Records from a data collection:

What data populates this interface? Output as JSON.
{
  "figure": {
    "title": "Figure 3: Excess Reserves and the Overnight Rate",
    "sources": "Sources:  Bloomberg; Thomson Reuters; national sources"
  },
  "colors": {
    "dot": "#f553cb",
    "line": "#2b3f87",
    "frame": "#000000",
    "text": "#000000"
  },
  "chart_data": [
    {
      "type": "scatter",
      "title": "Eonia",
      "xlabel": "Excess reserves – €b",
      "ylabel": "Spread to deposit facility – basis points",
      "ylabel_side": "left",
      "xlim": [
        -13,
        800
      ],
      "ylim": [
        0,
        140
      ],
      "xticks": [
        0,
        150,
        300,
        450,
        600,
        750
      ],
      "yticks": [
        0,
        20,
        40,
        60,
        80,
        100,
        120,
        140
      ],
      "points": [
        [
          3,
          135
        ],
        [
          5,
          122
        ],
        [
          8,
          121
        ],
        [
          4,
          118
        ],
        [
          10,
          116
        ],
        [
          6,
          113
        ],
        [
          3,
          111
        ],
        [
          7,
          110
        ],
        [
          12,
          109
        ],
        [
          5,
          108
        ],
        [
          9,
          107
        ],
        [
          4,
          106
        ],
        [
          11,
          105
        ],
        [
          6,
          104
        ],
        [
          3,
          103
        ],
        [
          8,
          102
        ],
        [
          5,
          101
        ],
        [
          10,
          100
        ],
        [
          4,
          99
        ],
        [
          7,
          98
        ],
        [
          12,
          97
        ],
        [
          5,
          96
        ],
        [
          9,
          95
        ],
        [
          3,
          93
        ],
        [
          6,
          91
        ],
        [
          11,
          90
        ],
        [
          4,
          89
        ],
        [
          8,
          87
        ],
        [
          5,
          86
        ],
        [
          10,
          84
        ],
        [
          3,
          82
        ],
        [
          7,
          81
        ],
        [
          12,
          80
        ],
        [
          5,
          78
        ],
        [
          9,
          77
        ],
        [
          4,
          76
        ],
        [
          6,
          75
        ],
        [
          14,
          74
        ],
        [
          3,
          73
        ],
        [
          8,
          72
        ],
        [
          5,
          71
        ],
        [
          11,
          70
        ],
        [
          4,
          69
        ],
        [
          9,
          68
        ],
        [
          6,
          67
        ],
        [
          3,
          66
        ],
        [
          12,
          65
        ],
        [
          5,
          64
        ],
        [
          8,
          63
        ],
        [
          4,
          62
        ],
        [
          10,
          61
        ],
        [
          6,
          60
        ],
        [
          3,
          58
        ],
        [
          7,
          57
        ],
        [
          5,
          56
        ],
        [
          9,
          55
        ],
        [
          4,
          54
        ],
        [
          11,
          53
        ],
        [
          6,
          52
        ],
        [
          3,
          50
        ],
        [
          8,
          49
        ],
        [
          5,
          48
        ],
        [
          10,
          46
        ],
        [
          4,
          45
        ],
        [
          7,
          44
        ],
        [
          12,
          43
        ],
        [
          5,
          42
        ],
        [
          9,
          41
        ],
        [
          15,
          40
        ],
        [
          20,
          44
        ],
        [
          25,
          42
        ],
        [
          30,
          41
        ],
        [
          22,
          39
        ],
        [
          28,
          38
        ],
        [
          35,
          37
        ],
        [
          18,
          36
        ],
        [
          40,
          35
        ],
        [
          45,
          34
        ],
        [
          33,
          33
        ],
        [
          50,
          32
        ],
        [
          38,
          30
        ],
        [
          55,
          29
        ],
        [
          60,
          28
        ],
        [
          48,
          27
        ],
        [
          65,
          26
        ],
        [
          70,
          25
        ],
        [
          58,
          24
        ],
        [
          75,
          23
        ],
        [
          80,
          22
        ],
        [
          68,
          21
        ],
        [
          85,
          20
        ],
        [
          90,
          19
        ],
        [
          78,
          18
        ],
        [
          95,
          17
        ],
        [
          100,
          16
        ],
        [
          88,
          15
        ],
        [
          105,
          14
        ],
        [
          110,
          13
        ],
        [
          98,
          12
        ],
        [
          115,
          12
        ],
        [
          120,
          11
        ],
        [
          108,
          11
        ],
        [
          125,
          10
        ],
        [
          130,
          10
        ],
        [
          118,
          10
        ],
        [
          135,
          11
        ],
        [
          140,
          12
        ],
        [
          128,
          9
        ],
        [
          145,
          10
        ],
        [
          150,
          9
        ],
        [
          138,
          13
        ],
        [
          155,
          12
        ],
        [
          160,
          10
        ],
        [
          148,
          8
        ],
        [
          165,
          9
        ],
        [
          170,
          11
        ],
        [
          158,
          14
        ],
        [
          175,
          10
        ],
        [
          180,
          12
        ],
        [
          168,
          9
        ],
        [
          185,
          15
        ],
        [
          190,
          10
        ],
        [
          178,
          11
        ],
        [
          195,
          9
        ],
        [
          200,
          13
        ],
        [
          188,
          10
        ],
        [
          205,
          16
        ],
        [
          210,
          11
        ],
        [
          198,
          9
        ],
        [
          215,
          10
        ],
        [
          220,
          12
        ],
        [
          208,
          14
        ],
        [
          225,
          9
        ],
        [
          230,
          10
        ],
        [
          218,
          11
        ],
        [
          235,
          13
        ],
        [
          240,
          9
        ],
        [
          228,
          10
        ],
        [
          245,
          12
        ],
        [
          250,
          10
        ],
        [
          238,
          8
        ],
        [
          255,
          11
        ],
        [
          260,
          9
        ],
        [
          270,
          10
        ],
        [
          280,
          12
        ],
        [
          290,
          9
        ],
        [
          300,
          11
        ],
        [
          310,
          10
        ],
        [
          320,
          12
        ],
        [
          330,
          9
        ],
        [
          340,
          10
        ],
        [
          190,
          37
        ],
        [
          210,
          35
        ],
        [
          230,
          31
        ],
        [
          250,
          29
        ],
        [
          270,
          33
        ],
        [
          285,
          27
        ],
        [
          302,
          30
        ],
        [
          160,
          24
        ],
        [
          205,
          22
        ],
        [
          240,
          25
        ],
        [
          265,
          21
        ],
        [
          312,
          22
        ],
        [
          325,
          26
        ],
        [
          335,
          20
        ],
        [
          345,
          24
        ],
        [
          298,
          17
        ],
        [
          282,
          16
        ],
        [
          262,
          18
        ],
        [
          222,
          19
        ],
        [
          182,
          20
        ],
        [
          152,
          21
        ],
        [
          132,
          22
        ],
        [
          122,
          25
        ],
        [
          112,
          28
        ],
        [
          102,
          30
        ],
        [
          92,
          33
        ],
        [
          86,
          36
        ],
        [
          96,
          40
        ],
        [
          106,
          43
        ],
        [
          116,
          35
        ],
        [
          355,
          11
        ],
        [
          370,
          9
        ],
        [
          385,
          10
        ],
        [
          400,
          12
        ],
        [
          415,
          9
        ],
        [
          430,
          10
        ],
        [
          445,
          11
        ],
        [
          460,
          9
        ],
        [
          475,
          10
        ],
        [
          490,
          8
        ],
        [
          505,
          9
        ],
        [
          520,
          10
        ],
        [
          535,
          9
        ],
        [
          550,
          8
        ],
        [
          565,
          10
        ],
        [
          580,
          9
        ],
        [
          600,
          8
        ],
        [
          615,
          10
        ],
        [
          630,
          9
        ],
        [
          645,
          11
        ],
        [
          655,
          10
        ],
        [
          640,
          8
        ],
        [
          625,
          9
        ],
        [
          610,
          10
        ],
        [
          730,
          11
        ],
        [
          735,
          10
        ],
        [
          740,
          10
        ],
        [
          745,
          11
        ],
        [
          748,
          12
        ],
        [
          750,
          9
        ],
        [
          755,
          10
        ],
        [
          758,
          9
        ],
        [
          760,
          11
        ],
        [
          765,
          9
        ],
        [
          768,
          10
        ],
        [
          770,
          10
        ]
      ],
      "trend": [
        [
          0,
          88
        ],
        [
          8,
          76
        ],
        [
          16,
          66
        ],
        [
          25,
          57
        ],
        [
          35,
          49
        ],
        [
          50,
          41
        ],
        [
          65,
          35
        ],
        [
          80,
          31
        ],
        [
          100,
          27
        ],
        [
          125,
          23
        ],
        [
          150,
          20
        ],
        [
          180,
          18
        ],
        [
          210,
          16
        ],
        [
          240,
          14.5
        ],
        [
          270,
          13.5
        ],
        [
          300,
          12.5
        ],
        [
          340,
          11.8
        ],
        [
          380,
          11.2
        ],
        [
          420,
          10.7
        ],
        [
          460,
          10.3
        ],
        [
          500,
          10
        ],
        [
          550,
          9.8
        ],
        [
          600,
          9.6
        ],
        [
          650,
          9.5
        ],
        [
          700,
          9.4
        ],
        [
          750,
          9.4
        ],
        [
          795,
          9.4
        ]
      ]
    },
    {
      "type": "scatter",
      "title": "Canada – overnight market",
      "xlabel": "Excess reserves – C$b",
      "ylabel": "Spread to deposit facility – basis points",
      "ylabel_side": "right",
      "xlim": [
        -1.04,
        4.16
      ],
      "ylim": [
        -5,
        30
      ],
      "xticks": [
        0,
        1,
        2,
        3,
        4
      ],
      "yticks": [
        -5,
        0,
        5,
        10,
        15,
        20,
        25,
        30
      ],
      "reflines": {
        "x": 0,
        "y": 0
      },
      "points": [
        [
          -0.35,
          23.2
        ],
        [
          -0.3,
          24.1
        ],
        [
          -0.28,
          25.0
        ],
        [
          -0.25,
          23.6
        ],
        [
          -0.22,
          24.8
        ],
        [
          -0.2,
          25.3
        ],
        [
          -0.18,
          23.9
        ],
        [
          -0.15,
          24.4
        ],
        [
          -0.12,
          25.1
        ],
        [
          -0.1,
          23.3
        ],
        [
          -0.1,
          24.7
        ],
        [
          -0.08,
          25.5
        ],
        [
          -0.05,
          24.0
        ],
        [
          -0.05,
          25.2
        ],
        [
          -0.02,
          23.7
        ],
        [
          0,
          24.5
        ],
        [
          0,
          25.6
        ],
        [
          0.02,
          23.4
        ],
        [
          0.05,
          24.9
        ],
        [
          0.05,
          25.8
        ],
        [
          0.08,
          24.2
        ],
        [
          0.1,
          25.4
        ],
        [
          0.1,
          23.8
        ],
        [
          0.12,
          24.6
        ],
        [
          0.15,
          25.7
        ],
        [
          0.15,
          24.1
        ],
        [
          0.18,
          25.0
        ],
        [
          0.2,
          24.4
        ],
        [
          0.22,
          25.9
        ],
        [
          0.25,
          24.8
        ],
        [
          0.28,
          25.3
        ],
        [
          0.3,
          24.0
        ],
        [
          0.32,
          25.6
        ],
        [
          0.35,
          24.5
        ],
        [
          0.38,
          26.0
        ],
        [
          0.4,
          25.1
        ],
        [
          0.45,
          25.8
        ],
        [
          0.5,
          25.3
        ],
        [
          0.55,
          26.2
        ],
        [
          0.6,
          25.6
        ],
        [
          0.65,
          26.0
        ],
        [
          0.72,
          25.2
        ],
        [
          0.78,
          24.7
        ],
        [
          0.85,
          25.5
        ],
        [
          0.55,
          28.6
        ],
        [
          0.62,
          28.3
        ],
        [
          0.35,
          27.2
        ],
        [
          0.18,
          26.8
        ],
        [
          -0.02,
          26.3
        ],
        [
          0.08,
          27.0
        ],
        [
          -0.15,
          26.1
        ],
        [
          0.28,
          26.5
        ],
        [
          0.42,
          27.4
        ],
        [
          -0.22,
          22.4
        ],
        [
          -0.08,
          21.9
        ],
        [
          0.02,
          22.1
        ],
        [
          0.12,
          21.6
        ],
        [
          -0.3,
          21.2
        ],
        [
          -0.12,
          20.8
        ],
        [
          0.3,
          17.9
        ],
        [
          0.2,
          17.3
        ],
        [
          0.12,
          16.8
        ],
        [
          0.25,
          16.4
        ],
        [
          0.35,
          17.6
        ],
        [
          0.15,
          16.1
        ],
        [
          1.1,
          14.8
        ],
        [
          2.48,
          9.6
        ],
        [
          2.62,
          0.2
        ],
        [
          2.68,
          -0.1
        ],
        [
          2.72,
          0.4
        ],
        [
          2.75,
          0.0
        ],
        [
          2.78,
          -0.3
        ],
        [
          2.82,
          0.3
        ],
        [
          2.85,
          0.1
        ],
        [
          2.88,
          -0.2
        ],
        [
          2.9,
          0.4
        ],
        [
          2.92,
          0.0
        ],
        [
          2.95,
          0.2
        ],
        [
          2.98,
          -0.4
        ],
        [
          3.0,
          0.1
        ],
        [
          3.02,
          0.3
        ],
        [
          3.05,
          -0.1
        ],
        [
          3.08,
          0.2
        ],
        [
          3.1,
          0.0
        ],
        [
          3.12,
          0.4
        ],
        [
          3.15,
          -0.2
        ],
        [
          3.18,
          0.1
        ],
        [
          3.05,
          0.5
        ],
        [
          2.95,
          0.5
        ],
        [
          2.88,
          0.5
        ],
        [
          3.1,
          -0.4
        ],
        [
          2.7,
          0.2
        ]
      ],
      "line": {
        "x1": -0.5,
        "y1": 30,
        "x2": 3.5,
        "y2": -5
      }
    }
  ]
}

__What you need to do__
Select every line where the word "xlabel" occurs.

__The reply__
      "xlabel": "Excess reserves – €b",
      "xlabel": "Excess reserves – C$b",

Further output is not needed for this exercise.